▶ [WHAT IS REQUIRED]:
Search the listing for the string "人身伤亡" and copy every line that contains it.

(Stored records)

----

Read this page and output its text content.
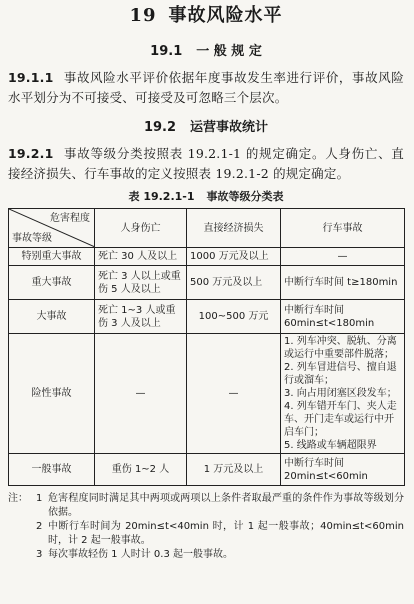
19 事故风险水平
19.1 一 般 规 定
19.1.1 事故风险水平评价依据年度事故发生率进行评价，事故风险水平划分为不可接受、可接受及可忽略三个层次。
19.2 运营事故统计
19.2.1 事故等级分类按照表 19.2.1-1 的规定确定。人身伤亡、直接经济损失、行车事故的定义按照表 19.2.1-2 的规定确定。
表 19.2.1-1 事故等级分类表
危害程度
事故等级	人身伤亡	直接经济损失	行车事故
特别重大事故	死亡 30 人及以上	1000 万元及以上	—
重大事故	死亡 3 人以上或重伤 5 人及以上	500 万元及以上	中断行车时间 t≥180min
大事故	死亡 1~3 人或重伤 3 人及以上	100~500 万元	中断行车时间 60min≤t<180min
险性事故	—	—	1. 列车冲突、脱轨、分离或运行中重要部件脱落；
2. 列车冒进信号、擅自退行或溜车；
3. 向占用闭塞区段发车；
4. 列车错开车门、夹人走车、开门走车或运行中开启车门；
5. 线路或车辆超限界

一般事故	重伤 1~2 人	1 万元及以上	中断行车时间 20min≤t<60min
注： 1 危害程度同时满足其中两项或两项以上条件者取最严重的条件作为事故等级划分依据。
2 中断行车时间为 20min≤t<40min 时，计 1 起一般事故；40min≤t<60min 时，计 2 起一般事故。
3 每次事故轻伤 1 人时计 0.3 起一般事故。
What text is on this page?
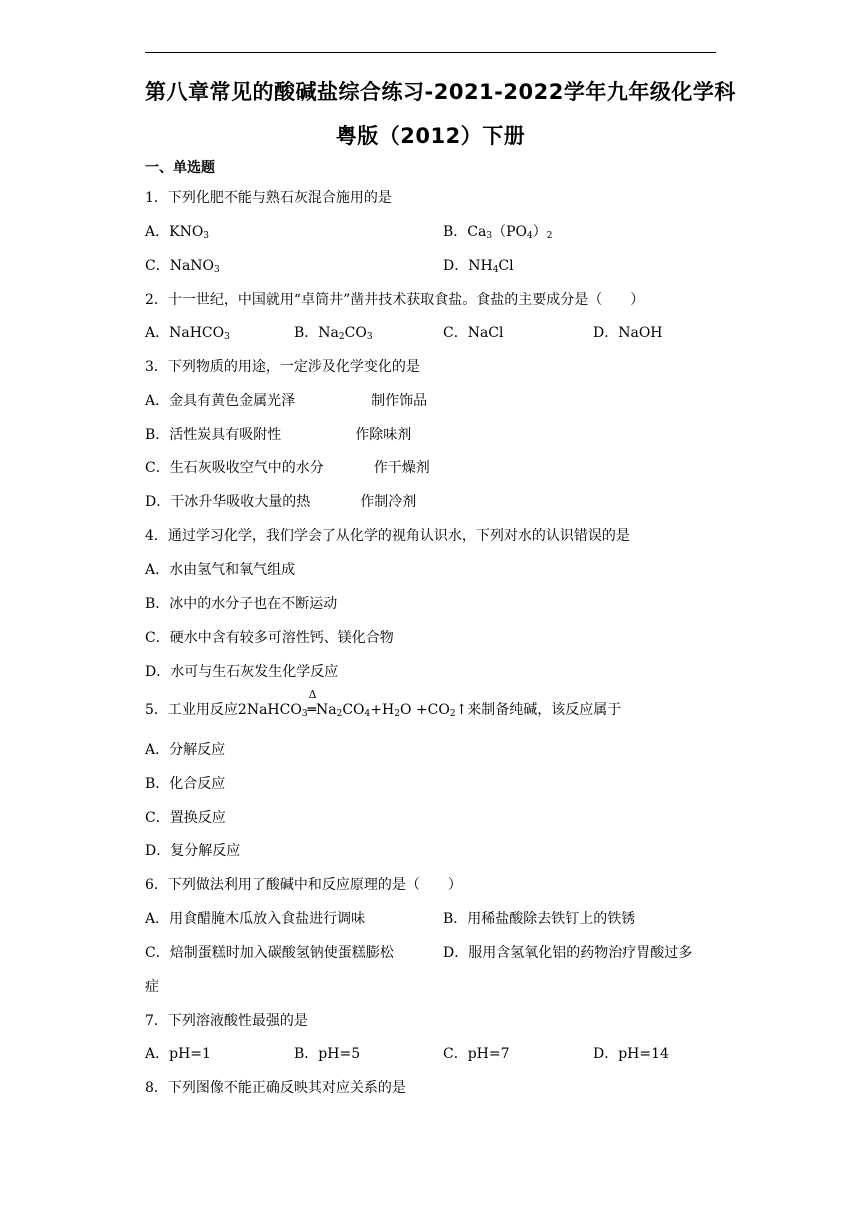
第八章常见的酸碱盐综合练习-2021-2022学年九年级化学科
粤版（2012）下册
一、单选题
1．下列化肥不能与熟石灰混合施用的是
A．$KNO_3$	B．$Ca_3(PO_4)_2$
C．NaNO$_3$	D．$NH_4Cl$
2．十一世纪，中国就用“卓筒井”凿井技术获取食盐。食盐的主要成分是（　　）
A．NaHCO$_3$	B．$Na_2CO_3$	C．NaCl	D．NaOH
3．下列物质的用途，一定涉及化学变化的是
A．金具有黄色金属光泽	制作饰品
B．活性炭具有吸附性	作除味剂
C．生石灰吸收空气中的水分	作干燥剂
D．干冰升华吸收大量的热	作制冷剂
4．通过学习化学，我们学会了从化学的视角认识水，下列对水的认识错误的是
A．水由氢气和氧气组成
B．冰中的水分子也在不断运动
C．硬水中含有较多可溶性钙、镁化合物
D．水可与生石灰发生化学反应
5．工业用反应2NaHCO$_3$
Δ
$═Na_2CO_4+H_2O$ $+CO_2↑$来制备纯碱，该反应属于
A．分解反应
B．化合反应
C．置换反应
D．复分解反应
6．下列做法利用了酸碱中和反应原理的是（　　）
A．用食醋腌木瓜放入食盐进行调味	B．用稀盐酸除去铁钉上的铁锈
C．焙制蛋糕时加入碳酸氢钠使蛋糕膨松	D．服用含氢氧化铝的药物治疗胃酸过多
症
7．下列溶液酸性最强的是
A．pH=1	B．pH=5	C．pH=7	D．pH=14
8．下列图像不能正确反映其对应关系的是
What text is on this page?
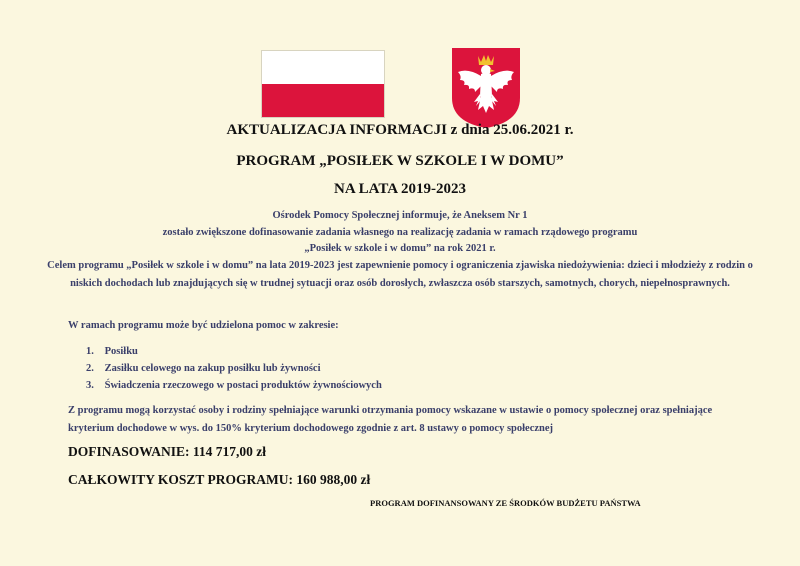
AKTUALIZACJA INFORMACJI z dnia 25.06.2021 r.
PROGRAM „POSIŁEK W SZKOLE I W DOMU”
NA LATA 2019-2023
Ośrodek Pomocy Społecznej informuje, że Aneksem Nr 1
zostało zwiększone dofinasowanie zadania własnego na realizację zadania w ramach rządowego programu
„Posiłek w szkole i w domu” na rok 2021 r.
Celem programu „Posiłek w szkole i w domu” na lata 2019-2023 jest zapewnienie pomocy i ograniczenia zjawiska niedożywienia: dzieci i młodzieży z rodzin o niskich dochodach lub znajdujących się w trudnej sytuacji oraz osób dorosłych, zwłaszcza osób starszych, samotnych, chorych, niepełnosprawnych.
W ramach programu może być udzielona pomoc w zakresie:
1. Posiłku
2. Zasiłku celowego na zakup posiłku lub żywności
3. Świadczenia rzeczowego w postaci produktów żywnościowych
Z programu mogą korzystać osoby i rodziny spełniające warunki otrzymania pomocy wskazane w ustawie o pomocy społecznej oraz spełniające kryterium dochodowe w wys. do 150% kryterium dochodowego zgodnie z art. 8 ustawy o pomocy społecznej
DOFINASOWANIE: 114 717,00 zł
CAŁKOWITY KOSZT PROGRAMU: 160 988,00 zł
PROGRAM DOFINANSOWANY ZE ŚRODKÓW BUDŻETU PAŃSTWA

----

▶ [RESULT OF THIS TASK]:
19.2.1 事故等级分类按照表 19.2.1-1 的规定确定。人身伤亡、直接经济损失、行车事故的定义按照表 19.2.1-2 的规定确定。
事故等级	人身伤亡	直接经济损失	行车事故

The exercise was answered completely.